■ Element and coordinate records:
* * * * *
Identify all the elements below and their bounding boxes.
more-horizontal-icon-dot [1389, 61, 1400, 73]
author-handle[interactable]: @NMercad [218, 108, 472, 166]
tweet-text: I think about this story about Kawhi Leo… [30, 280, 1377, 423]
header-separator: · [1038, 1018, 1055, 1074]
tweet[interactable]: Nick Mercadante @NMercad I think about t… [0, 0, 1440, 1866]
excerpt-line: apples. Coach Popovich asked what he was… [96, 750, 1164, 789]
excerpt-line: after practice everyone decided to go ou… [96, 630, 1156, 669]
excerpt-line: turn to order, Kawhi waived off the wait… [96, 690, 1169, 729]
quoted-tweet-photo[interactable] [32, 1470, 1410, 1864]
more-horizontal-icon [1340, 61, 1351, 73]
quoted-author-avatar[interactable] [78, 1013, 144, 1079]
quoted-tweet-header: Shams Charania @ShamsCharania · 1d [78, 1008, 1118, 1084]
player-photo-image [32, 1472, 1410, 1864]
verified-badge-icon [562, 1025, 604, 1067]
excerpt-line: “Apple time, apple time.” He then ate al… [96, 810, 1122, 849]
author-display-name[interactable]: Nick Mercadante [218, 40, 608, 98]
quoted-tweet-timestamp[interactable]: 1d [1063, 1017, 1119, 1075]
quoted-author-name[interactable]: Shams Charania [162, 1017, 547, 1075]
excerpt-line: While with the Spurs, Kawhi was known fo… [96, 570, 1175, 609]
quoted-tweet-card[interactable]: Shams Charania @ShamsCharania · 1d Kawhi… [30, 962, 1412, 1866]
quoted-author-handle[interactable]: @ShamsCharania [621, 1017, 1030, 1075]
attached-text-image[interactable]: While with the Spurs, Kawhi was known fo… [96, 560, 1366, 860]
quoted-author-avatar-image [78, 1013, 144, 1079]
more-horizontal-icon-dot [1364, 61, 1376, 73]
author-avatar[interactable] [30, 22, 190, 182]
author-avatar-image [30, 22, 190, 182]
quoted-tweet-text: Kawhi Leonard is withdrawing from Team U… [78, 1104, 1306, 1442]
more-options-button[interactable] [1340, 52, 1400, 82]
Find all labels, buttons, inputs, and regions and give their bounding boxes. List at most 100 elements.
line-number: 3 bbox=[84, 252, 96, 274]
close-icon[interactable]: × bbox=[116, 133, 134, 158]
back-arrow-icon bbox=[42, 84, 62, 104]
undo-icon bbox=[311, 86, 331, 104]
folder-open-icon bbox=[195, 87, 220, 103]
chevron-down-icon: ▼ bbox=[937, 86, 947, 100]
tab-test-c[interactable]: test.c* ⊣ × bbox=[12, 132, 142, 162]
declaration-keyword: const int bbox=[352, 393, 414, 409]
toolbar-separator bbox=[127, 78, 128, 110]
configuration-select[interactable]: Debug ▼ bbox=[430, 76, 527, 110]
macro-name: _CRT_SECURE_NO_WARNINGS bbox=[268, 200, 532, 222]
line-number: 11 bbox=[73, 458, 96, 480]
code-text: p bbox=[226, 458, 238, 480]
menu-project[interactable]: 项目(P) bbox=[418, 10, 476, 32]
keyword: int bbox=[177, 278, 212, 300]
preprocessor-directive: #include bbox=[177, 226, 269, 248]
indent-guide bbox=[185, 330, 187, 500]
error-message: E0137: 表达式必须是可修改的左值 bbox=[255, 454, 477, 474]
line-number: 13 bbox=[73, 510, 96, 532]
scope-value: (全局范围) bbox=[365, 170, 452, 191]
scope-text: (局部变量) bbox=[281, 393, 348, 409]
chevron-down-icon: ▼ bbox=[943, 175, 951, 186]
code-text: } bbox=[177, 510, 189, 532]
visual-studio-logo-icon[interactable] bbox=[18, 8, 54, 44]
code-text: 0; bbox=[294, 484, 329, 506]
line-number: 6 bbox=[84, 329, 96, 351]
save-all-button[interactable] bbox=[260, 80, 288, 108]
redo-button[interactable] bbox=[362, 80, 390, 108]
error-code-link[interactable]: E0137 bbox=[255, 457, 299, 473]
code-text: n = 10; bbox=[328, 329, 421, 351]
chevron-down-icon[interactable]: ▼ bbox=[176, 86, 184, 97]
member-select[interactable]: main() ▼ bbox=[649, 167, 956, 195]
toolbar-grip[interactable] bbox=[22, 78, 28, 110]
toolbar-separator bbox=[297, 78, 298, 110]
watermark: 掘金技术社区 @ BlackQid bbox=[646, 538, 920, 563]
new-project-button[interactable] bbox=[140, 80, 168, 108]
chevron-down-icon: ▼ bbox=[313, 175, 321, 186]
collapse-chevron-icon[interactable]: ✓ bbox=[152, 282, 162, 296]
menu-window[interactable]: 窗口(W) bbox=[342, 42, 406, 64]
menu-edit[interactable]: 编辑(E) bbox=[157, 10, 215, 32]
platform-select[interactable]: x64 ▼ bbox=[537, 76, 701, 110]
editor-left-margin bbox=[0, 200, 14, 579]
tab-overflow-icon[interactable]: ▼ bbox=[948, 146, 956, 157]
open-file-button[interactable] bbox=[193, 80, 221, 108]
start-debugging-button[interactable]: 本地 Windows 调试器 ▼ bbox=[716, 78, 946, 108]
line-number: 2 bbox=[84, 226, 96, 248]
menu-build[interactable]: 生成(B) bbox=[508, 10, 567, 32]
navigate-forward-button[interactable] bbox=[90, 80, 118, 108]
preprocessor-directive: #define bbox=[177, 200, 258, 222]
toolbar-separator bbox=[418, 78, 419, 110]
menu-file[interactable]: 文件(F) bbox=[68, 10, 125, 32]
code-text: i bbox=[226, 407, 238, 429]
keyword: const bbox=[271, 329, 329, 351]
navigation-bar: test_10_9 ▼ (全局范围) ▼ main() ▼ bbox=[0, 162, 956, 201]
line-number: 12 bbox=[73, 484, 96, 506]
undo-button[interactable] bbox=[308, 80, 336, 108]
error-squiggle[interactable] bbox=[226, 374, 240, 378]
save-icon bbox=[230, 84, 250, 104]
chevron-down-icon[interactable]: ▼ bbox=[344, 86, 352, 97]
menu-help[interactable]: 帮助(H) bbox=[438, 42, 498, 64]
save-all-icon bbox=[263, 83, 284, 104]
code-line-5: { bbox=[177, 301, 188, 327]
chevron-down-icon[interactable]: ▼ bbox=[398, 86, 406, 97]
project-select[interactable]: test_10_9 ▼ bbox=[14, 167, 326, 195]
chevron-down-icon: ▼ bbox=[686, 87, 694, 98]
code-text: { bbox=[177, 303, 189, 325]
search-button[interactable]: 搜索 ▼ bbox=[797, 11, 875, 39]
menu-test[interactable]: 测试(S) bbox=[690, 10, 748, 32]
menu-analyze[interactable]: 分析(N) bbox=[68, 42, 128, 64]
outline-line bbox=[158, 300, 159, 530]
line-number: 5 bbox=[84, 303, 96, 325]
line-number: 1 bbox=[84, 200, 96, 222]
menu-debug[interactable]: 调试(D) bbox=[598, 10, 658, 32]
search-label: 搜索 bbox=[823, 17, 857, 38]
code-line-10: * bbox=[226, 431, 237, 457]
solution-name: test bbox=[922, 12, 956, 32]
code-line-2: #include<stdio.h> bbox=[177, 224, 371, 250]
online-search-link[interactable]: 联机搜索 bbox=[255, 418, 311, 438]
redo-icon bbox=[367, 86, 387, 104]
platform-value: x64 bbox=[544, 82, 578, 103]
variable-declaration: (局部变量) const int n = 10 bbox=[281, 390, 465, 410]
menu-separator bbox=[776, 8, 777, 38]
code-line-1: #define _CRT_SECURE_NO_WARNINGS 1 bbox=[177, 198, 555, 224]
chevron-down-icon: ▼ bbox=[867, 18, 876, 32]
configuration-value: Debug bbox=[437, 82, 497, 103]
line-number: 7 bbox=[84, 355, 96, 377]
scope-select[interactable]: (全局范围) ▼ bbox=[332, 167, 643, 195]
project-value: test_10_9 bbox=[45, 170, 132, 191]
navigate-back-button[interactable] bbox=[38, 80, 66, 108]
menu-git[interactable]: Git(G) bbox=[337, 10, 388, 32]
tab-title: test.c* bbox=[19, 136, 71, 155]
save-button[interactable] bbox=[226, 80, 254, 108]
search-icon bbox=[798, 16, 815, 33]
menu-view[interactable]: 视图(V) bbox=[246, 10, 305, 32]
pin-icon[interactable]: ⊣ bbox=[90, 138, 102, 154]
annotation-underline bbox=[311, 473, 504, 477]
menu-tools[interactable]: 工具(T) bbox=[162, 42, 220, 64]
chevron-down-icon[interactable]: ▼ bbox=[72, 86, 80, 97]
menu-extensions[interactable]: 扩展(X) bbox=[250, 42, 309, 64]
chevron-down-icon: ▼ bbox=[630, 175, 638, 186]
* * * * *
■ Work required:
Could you print the lines of the data above exactly, from the very first line through the line containing "excerpt-line: apples. Coach", with both ends included?

■ Response:
Identify all the elements below and their bounding boxes.
more-horizontal-icon-dot [1389, 61, 1400, 73]
author-handle[interactable]: @NMercad [218, 108, 472, 166]
tweet-text: I think about this story about Kawhi Leo… [30, 280, 1377, 423]
header-separator: · [1038, 1018, 1055, 1074]
tweet[interactable]: Nick Mercadante @NMercad I think about t… [0, 0, 1440, 1866]
excerpt-line: apples. Coach Popovich asked what he was… [96, 750, 1164, 789]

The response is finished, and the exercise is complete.